-- Start of Source material --
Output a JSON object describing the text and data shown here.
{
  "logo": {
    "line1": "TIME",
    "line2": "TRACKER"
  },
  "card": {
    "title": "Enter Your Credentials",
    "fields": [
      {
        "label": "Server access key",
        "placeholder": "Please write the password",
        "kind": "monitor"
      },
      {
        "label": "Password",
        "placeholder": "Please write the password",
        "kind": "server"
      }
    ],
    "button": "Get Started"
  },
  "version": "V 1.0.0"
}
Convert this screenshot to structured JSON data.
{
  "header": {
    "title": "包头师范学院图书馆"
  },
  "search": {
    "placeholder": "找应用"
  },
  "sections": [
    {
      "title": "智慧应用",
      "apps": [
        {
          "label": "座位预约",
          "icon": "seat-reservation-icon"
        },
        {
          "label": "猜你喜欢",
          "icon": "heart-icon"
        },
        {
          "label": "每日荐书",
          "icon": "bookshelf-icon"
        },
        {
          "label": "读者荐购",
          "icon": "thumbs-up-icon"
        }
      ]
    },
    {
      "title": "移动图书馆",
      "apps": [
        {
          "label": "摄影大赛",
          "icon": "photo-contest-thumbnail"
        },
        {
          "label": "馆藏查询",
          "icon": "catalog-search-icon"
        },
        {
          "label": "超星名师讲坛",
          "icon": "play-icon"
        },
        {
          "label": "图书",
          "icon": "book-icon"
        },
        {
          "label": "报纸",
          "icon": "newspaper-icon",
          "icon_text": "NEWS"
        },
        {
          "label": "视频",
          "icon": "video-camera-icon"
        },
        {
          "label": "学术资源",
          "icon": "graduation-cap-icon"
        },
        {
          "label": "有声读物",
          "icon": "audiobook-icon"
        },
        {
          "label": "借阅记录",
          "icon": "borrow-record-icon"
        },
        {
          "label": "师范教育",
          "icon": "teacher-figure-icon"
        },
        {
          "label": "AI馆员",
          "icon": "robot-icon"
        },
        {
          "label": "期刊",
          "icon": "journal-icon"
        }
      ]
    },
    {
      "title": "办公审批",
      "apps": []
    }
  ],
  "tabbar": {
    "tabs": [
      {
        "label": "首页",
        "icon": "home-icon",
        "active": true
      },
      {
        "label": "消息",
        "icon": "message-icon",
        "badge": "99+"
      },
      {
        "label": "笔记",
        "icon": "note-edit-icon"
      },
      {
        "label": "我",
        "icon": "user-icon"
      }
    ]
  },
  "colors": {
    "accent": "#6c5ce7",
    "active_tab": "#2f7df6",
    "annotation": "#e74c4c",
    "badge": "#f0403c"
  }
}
-- End of Source material --
Problem: The required answer is a single number: the count of lines in the entries that hold the string "title".

The output: 5